[TASK TO CARRY OUT] Report the count of lines holding "placeholder" in the records, with no other words.

Records contained in a dataset
** begin **

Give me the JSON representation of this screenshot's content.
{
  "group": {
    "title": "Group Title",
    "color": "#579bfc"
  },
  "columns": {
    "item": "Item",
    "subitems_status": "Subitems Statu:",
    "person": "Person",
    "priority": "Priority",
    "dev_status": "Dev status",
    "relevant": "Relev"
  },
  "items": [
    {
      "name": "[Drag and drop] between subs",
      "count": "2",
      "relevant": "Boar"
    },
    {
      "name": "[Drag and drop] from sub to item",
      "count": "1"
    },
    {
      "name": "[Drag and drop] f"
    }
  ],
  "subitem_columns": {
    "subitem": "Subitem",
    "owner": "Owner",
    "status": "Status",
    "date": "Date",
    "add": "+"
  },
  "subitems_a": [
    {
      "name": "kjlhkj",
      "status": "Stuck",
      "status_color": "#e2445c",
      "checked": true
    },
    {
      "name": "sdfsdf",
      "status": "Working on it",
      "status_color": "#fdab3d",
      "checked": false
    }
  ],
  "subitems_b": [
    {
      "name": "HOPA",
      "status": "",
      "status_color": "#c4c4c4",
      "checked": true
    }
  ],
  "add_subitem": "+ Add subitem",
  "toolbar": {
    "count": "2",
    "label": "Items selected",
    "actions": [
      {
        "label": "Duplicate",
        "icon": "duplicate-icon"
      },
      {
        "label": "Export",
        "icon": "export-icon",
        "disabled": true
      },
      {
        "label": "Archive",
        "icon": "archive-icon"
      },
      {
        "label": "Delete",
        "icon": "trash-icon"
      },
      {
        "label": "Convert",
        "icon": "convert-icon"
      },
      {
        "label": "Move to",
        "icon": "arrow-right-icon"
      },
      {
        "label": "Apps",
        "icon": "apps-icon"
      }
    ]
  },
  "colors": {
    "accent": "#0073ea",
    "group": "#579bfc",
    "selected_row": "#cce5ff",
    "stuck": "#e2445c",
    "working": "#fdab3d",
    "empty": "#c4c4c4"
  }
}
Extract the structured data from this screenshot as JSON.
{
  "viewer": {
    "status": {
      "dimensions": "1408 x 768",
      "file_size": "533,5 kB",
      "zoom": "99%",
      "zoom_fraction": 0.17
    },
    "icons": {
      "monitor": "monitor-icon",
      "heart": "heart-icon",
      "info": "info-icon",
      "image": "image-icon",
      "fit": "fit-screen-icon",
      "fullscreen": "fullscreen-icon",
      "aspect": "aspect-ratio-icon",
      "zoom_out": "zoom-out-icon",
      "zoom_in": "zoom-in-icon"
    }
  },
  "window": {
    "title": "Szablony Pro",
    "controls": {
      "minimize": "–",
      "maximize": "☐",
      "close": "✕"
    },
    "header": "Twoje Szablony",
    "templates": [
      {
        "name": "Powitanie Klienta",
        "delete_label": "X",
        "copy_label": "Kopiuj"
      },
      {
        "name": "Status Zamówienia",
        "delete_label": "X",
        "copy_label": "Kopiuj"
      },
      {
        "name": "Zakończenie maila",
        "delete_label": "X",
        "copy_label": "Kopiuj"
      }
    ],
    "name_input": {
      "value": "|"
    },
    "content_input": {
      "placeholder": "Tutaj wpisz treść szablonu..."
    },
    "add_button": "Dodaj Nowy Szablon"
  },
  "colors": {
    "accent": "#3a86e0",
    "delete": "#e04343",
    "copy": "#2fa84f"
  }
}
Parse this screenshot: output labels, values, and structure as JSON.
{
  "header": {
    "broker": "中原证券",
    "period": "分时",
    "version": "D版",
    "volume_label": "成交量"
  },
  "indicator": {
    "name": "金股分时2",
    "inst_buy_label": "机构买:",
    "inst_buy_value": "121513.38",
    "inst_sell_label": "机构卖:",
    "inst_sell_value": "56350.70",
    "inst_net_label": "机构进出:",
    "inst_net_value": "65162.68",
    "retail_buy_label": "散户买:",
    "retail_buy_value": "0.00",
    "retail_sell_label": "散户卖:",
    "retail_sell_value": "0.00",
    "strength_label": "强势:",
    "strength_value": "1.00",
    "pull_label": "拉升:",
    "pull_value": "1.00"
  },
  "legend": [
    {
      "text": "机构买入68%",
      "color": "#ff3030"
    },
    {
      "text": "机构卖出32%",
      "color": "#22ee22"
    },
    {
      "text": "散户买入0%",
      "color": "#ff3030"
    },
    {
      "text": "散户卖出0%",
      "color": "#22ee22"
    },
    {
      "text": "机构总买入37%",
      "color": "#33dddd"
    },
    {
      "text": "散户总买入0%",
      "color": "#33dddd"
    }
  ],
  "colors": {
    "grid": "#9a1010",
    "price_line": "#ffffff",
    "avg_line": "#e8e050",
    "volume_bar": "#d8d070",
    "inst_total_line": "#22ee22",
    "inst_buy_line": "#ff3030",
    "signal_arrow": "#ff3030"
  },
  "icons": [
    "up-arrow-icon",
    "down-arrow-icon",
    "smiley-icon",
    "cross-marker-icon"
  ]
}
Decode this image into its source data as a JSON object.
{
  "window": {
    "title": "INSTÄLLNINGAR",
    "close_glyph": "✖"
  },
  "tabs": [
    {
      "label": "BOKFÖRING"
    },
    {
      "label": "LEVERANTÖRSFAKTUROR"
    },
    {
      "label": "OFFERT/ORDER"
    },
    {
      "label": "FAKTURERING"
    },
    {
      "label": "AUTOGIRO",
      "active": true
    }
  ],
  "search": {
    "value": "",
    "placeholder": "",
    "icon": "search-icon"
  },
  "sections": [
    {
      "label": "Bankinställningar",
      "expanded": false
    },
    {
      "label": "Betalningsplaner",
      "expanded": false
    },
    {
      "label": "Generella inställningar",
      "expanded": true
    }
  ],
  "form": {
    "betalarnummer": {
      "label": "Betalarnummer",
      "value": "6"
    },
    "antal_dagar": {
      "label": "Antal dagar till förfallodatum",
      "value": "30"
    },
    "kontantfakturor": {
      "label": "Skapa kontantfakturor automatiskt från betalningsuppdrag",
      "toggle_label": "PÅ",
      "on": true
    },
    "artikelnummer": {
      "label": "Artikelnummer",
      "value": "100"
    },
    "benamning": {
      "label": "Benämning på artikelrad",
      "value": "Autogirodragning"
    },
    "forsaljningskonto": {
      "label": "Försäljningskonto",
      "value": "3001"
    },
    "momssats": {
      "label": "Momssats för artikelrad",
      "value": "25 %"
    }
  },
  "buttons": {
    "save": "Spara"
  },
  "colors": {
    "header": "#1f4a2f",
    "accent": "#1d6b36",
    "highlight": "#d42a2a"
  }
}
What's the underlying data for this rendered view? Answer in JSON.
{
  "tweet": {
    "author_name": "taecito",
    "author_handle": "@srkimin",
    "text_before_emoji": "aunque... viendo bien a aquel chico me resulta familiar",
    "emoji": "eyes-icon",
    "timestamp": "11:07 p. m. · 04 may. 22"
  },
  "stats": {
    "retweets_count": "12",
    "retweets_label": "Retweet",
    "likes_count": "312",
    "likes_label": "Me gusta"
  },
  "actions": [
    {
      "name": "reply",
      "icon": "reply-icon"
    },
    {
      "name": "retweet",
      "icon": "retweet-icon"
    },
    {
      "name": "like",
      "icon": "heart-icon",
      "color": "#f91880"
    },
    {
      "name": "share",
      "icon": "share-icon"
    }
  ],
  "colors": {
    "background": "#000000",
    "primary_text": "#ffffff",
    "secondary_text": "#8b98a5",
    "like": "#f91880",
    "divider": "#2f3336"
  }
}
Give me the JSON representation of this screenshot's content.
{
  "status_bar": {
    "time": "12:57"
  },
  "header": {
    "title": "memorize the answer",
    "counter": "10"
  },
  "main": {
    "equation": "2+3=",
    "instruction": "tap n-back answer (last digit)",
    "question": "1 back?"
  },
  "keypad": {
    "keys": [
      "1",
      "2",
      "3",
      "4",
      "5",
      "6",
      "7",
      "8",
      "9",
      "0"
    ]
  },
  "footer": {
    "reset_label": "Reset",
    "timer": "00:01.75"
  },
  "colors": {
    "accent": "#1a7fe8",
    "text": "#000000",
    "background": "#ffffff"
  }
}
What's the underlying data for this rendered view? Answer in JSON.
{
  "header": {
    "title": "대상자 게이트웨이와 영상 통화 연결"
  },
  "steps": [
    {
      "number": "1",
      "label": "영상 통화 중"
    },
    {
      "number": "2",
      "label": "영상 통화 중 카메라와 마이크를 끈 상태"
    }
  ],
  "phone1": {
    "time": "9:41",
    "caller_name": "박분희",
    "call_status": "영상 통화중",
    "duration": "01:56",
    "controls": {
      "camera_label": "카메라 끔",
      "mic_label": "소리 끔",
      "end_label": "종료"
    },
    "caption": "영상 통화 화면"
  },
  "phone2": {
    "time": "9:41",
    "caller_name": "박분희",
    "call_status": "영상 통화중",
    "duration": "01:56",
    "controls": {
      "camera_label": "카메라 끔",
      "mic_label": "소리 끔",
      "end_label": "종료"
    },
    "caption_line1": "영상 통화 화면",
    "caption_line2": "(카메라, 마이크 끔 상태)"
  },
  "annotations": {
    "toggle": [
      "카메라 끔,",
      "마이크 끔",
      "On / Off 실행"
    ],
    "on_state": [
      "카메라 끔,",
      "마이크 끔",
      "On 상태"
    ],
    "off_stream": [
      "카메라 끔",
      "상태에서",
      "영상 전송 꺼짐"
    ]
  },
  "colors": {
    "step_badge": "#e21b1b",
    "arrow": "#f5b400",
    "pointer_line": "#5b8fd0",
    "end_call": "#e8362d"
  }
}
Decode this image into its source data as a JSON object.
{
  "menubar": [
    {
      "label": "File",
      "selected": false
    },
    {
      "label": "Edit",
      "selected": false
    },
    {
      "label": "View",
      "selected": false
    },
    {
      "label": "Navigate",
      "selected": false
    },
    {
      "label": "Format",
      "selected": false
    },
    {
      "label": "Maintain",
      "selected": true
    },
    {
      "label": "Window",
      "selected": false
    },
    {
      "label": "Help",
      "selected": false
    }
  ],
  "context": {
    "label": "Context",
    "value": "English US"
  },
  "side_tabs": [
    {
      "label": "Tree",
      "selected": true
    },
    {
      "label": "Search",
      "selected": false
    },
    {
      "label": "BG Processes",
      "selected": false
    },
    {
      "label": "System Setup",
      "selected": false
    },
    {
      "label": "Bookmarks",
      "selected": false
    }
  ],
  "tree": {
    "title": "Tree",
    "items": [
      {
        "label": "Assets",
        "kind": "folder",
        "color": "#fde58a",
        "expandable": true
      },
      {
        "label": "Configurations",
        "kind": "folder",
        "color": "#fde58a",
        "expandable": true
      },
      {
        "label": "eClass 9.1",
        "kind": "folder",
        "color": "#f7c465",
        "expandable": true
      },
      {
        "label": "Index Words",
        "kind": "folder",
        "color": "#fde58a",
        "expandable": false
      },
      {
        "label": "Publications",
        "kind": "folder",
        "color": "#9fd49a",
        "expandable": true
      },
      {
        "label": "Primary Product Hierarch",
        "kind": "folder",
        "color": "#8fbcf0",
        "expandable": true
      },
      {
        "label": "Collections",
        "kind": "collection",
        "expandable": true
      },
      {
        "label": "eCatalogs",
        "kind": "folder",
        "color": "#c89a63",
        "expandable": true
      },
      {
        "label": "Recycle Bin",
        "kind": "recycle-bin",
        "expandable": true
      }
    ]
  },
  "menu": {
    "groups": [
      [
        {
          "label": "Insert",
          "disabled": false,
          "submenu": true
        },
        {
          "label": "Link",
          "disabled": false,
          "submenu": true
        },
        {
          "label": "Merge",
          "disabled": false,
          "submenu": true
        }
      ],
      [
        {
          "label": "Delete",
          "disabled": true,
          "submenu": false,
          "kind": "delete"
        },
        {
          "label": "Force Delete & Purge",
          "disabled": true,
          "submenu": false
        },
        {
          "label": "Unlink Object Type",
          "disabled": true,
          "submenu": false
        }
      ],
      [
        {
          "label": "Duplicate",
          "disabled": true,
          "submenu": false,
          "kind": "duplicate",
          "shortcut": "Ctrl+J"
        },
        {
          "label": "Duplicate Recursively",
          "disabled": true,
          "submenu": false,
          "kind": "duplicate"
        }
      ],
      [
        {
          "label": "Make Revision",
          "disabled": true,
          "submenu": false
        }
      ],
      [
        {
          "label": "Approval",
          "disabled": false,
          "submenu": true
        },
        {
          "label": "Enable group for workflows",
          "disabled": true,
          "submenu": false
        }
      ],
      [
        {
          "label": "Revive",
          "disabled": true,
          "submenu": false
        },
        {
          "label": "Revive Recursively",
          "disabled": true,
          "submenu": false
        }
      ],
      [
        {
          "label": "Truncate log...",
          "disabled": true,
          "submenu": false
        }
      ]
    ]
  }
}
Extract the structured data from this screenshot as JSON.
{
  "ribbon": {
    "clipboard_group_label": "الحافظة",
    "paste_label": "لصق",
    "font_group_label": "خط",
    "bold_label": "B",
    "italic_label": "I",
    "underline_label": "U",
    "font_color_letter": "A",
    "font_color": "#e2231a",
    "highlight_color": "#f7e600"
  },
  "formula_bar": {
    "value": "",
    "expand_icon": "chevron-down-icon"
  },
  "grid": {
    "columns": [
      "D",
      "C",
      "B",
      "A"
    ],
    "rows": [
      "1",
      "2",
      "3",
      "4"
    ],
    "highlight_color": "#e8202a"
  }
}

** end **

[SOLUTION TO THE PROBLEM] 2